**Stored dataset items**
[Begin]

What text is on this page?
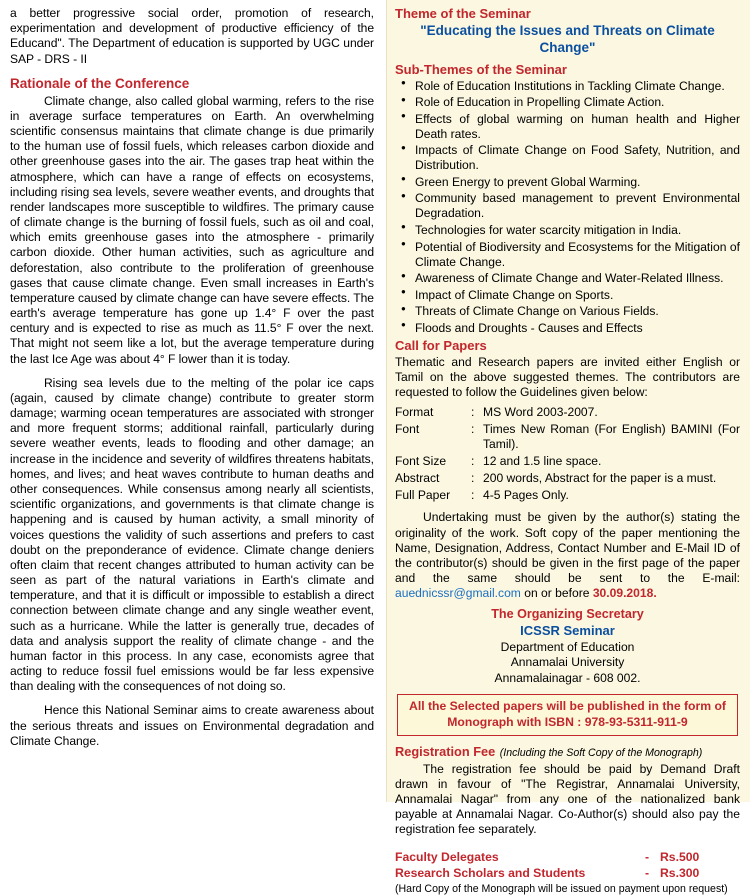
a better progressive social order, promotion of research, experimentation and development of productive efficiency of the Educand". The Department of education is supported by UGC under SAP - DRS - II

Rationale of the Conference

Climate change, also called global warming, refers to the rise in average surface temperatures on Earth. An overwhelming scientific consensus maintains that climate change is due primarily to the human use of fossil fuels, which releases carbon dioxide and other greenhouse gases into the air. The gases trap heat within the atmosphere, which can have a range of effects on ecosystems, including rising sea levels, severe weather events, and droughts that render landscapes more susceptible to wildfires. The primary cause of climate change is the burning of fossil fuels, such as oil and coal, which emits greenhouse gases into the atmosphere - primarily carbon dioxide. Other human activities, such as agriculture and deforestation, also contribute to the proliferation of greenhouse gases that cause climate change. Even small increases in Earth's temperature caused by climate change can have severe effects. The earth's average temperature has gone up 1.4° F over the past century and is expected to rise as much as 11.5° F over the next. That might not seem like a lot, but the average temperature during the last Ice Age was about 4° F lower than it is today.

Rising sea levels due to the melting of the polar ice caps (again, caused by climate change) contribute to greater storm damage; warming ocean temperatures are associated with stronger and more frequent storms; additional rainfall, particularly during severe weather events, leads to flooding and other damage; an increase in the incidence and severity of wildfires threatens habitats, homes, and lives; and heat waves contribute to human deaths and other consequences. While consensus among nearly all scientists, scientific organizations, and governments is that climate change is happening and is caused by human activity, a small minority of voices questions the validity of such assertions and prefers to cast doubt on the preponderance of evidence. Climate change deniers often claim that recent changes attributed to human activity can be seen as part of the natural variations in Earth's climate and temperature, and that it is difficult or impossible to establish a direct connection between climate change and any single weather event, such as a hurricane. While the latter is generally true, decades of data and analysis support the reality of climate change - and the human factor in this process. In any case, economists agree that acting to reduce fossil fuel emissions would be far less expensive than dealing with the consequences of not doing so.

Hence this National Seminar aims to create awareness about the serious threats and issues on Environmental degradation and Climate Change.

Theme of the Seminar
"Educating the Issues and Threats on Climate Change"
Sub-Themes of the Seminar
● Role of Education Institutions in Tackling Climate Change.
● Role of Education in Propelling Climate Action.
● Effects of global warming on human health and Higher Death rates.
● Impacts of Climate Change on Food Safety, Nutrition, and Distribution.
● Green Energy to prevent Global Warming.
● Community based management to prevent Environmental Degradation.
● Technologies for water scarcity mitigation in India.
● Potential of Biodiversity and Ecosystems for the Mitigation of Climate Change.
● Awareness of Climate Change and Water-Related Illness.
● Impact of Climate Change on Sports.
● Threats of Climate Change on Various Fields.
● Floods and Droughts - Causes and Effects
Call for Papers

Thematic and Research papers are invited either English or Tamil on the above suggested themes. The contributors are requested to follow the Guidelines given below:

Format	:	MS Word 2003-2007.
Font	:	Times New Roman (For English) BAMINI (For Tamil).
Font Size	:	12 and 1.5 line space.
Abstract	:	200 words, Abstract for the paper is a must.
Full Paper	:	4-5 Pages Only.

Undertaking must be given by the author(s) stating the originality of the work. Soft copy of the paper mentioning the Name, Designation, Address, Contact Number and E-Mail ID of the contributor(s) should be given in the first page of the paper and the same should be sent to the E-mail: auednicssr@gmail.com on or before 30.09.2018.

The Organizing Secretary
ICSSR Seminar
Department of Education
Annamalai University
Annamalainagar - 608 002.
All the Selected papers will be published in the form of
Monograph with ISBN : 978-93-5311-911-9
Registration Fee (Including the Soft Copy of the Monograph)

The registration fee should be paid by Demand Draft drawn in favour of "The Registrar, Annamalai University, Annamalai Nagar" from any one of the nationalized bank payable at Annamalai Nagar. Co-Author(s) should also pay the registration fee separately.

Faculty Delegates	-	Rs.500
Research Scholars and Students	-	Rs.300
(Hard Copy of the Monograph will be issued on payment upon request)
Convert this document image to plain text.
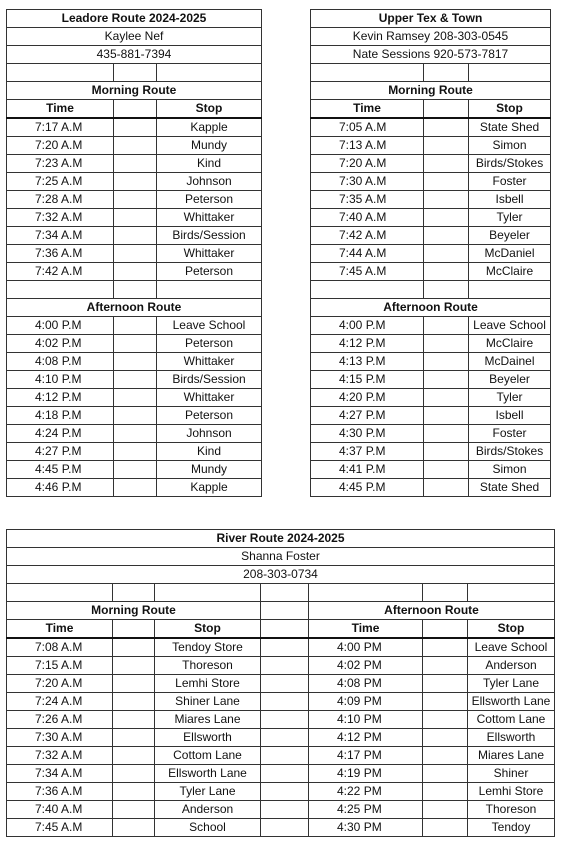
Leadore Route 2024-2025		
Kaylee Nef		
435-881-7394		

Morning Route		
Time		Stop
7:17 A.M		Kapple
7:20 A.M		Mundy
7:23 A.M		Kind
7:25 A.M		Johnson
7:28 A.M		Peterson
7:32 A.M		Whittaker
7:34 A.M		Birds/Session
7:36 A.M		Whittaker
7:42 A.M		Peterson

Afternoon Route		
4:00 P.M		Leave School
4:02 P.M		Peterson
4:08 P.M		Whittaker
4:10 P.M		Birds/Session
4:12 P.M		Whittaker
4:18 P.M		Peterson
4:24 P.M		Johnson
4:27 P.M		Kind
4:45 P.M		Mundy
4:46 P.M		Kapple
Upper Tex & Town		
Kevin Ramsey 208-303-0545		
Nate Sessions 920-573-7817		

Morning Route		
Time		Stop
7:05 A.M		State Shed
7:13 A.M		Simon
7:20 A.M		Birds/Stokes
7:30 A.M		Foster
7:35 A.M		Isbell
7:40 A.M		Tyler
7:42 A.M		Beyeler
7:44 A.M		McDaniel
7:45 A.M		McClaire

Afternoon Route		
4:00 P.M		Leave School
4:12 P.M		McClaire
4:13 P.M		McDainel
4:15 P.M		Beyeler
4:20 P.M		Tyler
4:27 P.M		Isbell
4:30 P.M		Foster
4:37 P.M		Birds/Stokes
4:41 P.M		Simon
4:45 P.M		State Shed
River Route 2024-2025						
Shanna Foster						
208-303-0734						

Morning Route				Afternoon Route		
Time		Stop		Time		Stop
7:08 A.M		Tendoy Store		4:00 PM		Leave School
7:15 A.M		Thoreson		4:02 PM		Anderson
7:20 A.M		Lemhi Store		4:08 PM		Tyler Lane
7:24 A.M		Shiner Lane		4:09 PM		Ellsworth Lane
7:26 A.M		Miares Lane		4:10 PM		Cottom Lane
7:30 A.M		Ellsworth		4:12 PM		Ellsworth
7:32 A.M		Cottom Lane		4:17 PM		Miares Lane
7:34 A.M		Ellsworth Lane		4:19 PM		Shiner
7:36 A.M		Tyler Lane		4:22 PM		Lemhi Store
7:40 A.M		Anderson		4:25 PM		Thoreson
7:45 A.M		School		4:30 PM		Tendoy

[End]

**Written request**
Across the material above, how many lines include the string "Anderson"? Only the number is wanted.

**Solution for this task**
2